Report every line from the material that contains the word "спорту".

☆ ☆ ☆ ☆

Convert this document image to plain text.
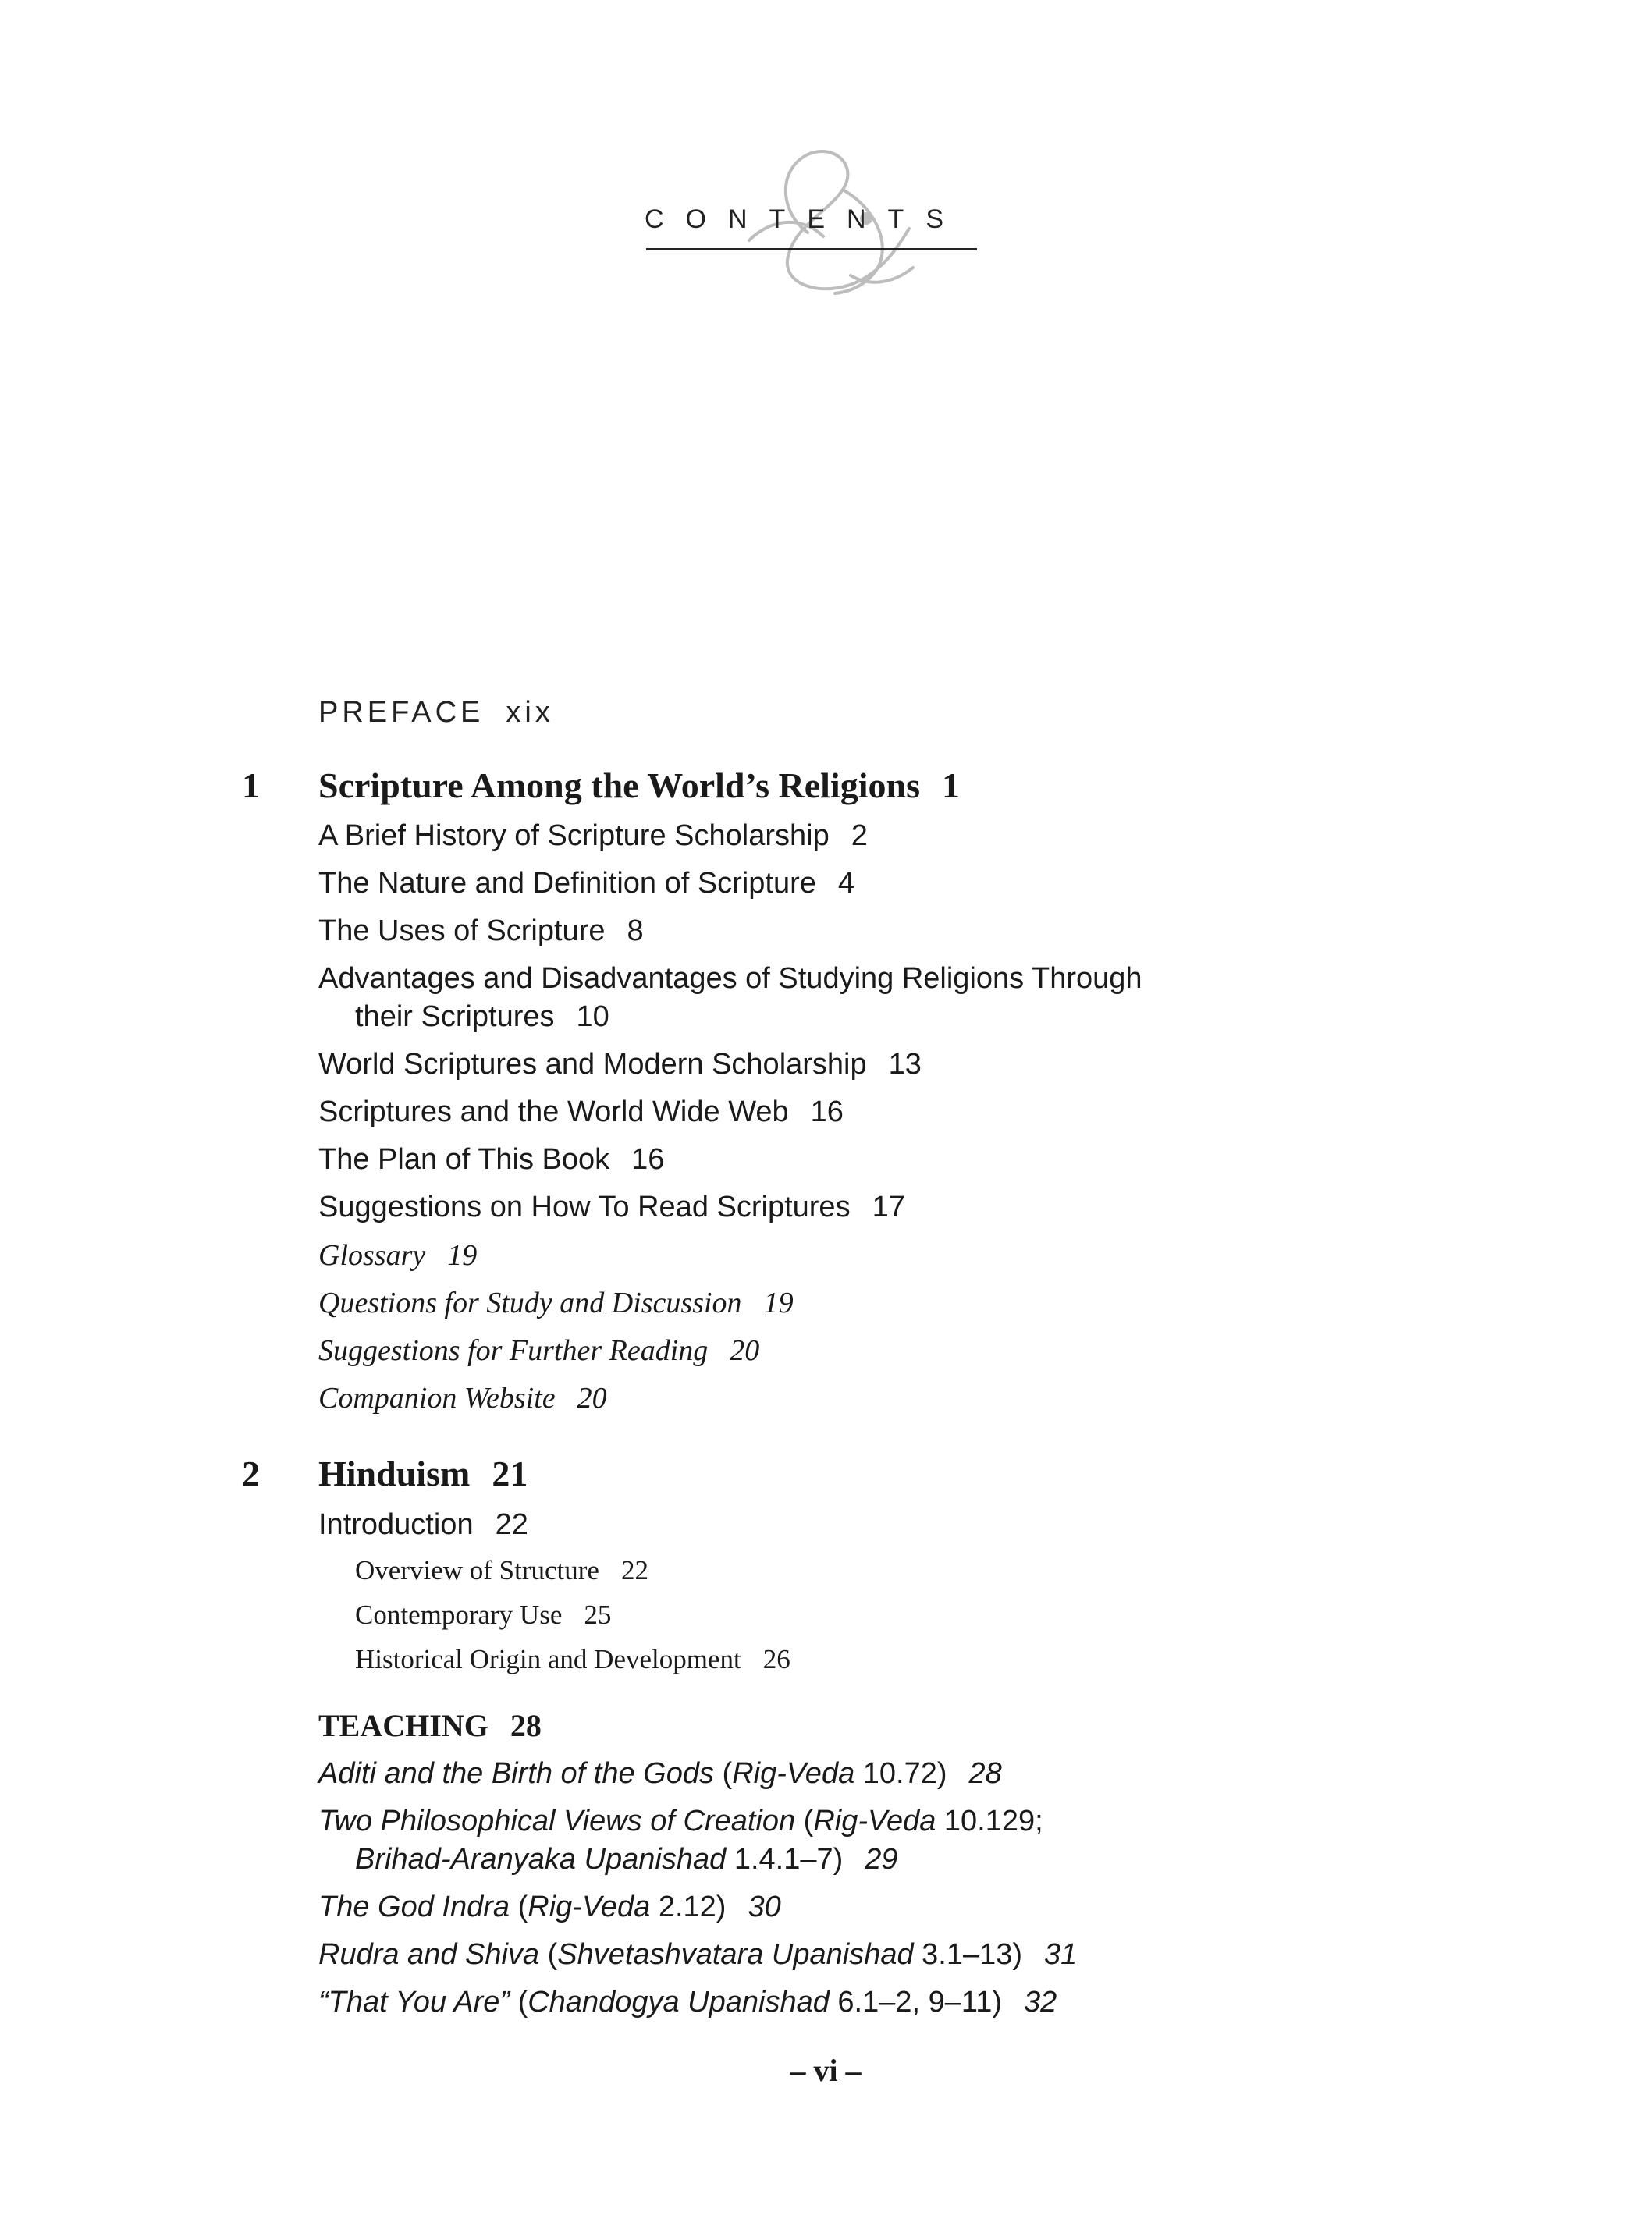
CONTENTS
PREFACE xix
1 Scripture Among the World’s Religions 1
A Brief History of Scripture Scholarship 2
The Nature and Definition of Scripture 4
The Uses of Scripture 8
Advantages and Disadvantages of Studying Religions Through
their Scriptures 10
World Scriptures and Modern Scholarship 13
Scriptures and the World Wide Web 16
The Plan of This Book 16
Suggestions on How To Read Scriptures 17
Glossary 19
Questions for Study and Discussion 19
Suggestions for Further Reading 20
Companion Website 20
2 Hinduism 21
Introduction 22
Overview of Structure 22
Contemporary Use 25
Historical Origin and Development 26
TEACHING 28
Aditi and the Birth of the Gods (Rig-Veda 10.72) 28
Two Philosophical Views of Creation (Rig-Veda 10.129;
Brihad-Aranyaka Upanishad 1.4.1–7) 29
The God Indra (Rig-Veda 2.12) 30
Rudra and Shiva (Shvetashvatara Upanishad 3.1–13) 31
“That You Are” (Chandogya Upanishad 6.1–2, 9–11) 32
– vi –
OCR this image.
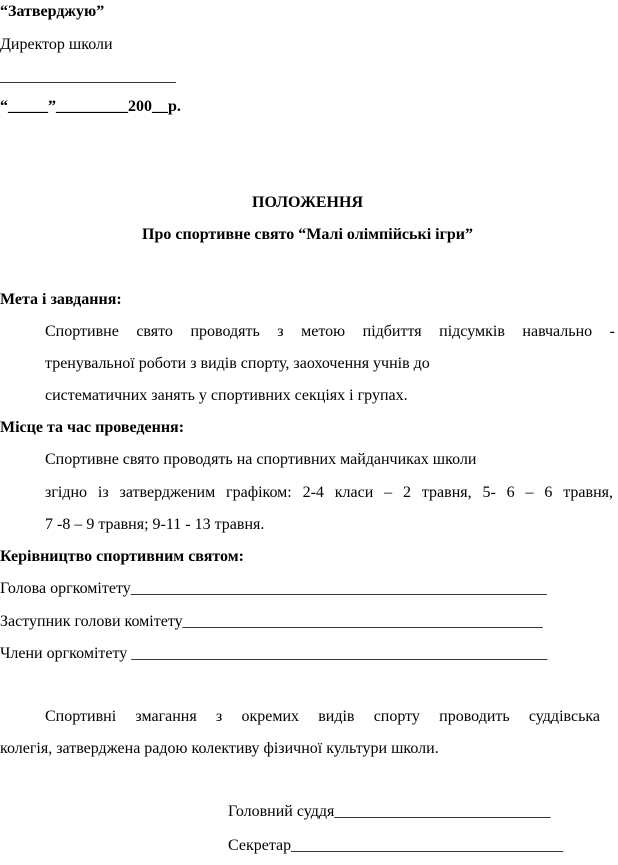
“Затверджую”
Директор школи
______________________
“_____”_________200__р.
ПОЛОЖЕННЯ
Про спортивне свято “Малі олімпійські ігри”
Мета і завдання:
Спортивне свято проводять з метою підбиття підсумків навчально -
тренувальної роботи з видів спорту, заохочення учнів до
систематичних занять у спортивних секціях і групах.
Місце та час проведення:
Спортивне свято проводять на спортивних майданчиках школи
згідно із затвердженим графіком: 2-4 класи – 2 травня, 5- 6 – 6 травня,
7 -8 – 9 травня; 9-11 - 13 травня.
Керівництво спортивним святом:
Голова оргкомітету____________________________________________________
Заступник голови комітету_____________________________________________
Члени оргкомітету ____________________________________________________
Спортивні змагання з окремих видів спорту проводить суддівська
колегія, затверджена радою колективу фізичної культури школи.
Головний суддя___________________________
Секретар__________________________________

☆ ☆ ☆ ☆

EXERCISE SOLUTION:
тренувальної роботи з видів спорту, заохочення учнів до
Спортивні змагання з окремих видів спорту проводить суддівська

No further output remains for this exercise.